Print every entry exactly as written.
# start of Input records
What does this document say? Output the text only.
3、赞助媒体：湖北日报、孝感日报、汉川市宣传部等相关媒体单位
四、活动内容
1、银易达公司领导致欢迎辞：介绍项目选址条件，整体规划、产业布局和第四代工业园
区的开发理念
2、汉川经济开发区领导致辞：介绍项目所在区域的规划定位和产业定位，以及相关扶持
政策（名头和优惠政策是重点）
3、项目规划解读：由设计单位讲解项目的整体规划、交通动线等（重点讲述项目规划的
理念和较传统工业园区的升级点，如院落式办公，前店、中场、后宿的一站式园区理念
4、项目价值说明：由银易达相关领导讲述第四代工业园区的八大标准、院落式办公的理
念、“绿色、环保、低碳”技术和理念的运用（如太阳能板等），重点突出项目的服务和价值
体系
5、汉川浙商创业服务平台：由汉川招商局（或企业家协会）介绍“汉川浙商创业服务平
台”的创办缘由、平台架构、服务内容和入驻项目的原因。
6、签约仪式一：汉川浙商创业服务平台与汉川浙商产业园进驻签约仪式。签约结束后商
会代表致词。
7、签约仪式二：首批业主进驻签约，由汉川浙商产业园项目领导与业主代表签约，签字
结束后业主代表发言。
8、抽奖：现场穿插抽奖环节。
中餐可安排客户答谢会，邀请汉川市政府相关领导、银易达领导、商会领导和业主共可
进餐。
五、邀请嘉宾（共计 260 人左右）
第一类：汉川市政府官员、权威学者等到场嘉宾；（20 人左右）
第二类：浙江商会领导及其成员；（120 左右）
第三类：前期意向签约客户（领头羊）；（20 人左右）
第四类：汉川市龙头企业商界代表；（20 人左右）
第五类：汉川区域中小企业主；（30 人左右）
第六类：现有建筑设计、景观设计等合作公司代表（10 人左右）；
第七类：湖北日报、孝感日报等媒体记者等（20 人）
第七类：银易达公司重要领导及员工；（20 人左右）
# end of Input records
Answer to this problem:
What does this document say? Output the text only.
3、赞助媒体：湖北日报、孝感日报、汉川市宣传部等相关媒体单位
四、活动内容
1、银易达公司领导致欢迎辞：介绍项目选址条件，整体规划、产业布局和第四代工业园
区的开发理念
2、汉川经济开发区领导致辞：介绍项目所在区域的规划定位和产业定位，以及相关扶持
政策（名头和优惠政策是重点）
3、项目规划解读：由设计单位讲解项目的整体规划、交通动线等（重点讲述项目规划的
理念和较传统工业园区的升级点，如院落式办公，前店、中场、后宿的一站式园区理念
4、项目价值说明：由银易达相关领导讲述第四代工业园区的八大标准、院落式办公的理
念、“绿色、环保、低碳”技术和理念的运用（如太阳能板等），重点突出项目的服务和价值
体系
5、汉川浙商创业服务平台：由汉川招商局（或企业家协会）介绍“汉川浙商创业服务平
台”的创办缘由、平台架构、服务内容和入驻项目的原因。
6、签约仪式一：汉川浙商创业服务平台与汉川浙商产业园进驻签约仪式。签约结束后商
会代表致词。
7、签约仪式二：首批业主进驻签约，由汉川浙商产业园项目领导与业主代表签约，签字
结束后业主代表发言。
8、抽奖：现场穿插抽奖环节。
中餐可安排客户答谢会，邀请汉川市政府相关领导、银易达领导、商会领导和业主共可
进餐。
五、邀请嘉宾（共计 260 人左右）
第一类：汉川市政府官员、权威学者等到场嘉宾；（20 人左右）
第二类：浙江商会领导及其成员；（120 左右）
第三类：前期意向签约客户（领头羊）；（20 人左右）
第四类：汉川市龙头企业商界代表；（20 人左右）
第五类：汉川区域中小企业主；（30 人左右）
第六类：现有建筑设计、景观设计等合作公司代表（10 人左右）；
第七类：湖北日报、孝感日报等媒体记者等（20 人）
第七类：银易达公司重要领导及员工；（20 人左右）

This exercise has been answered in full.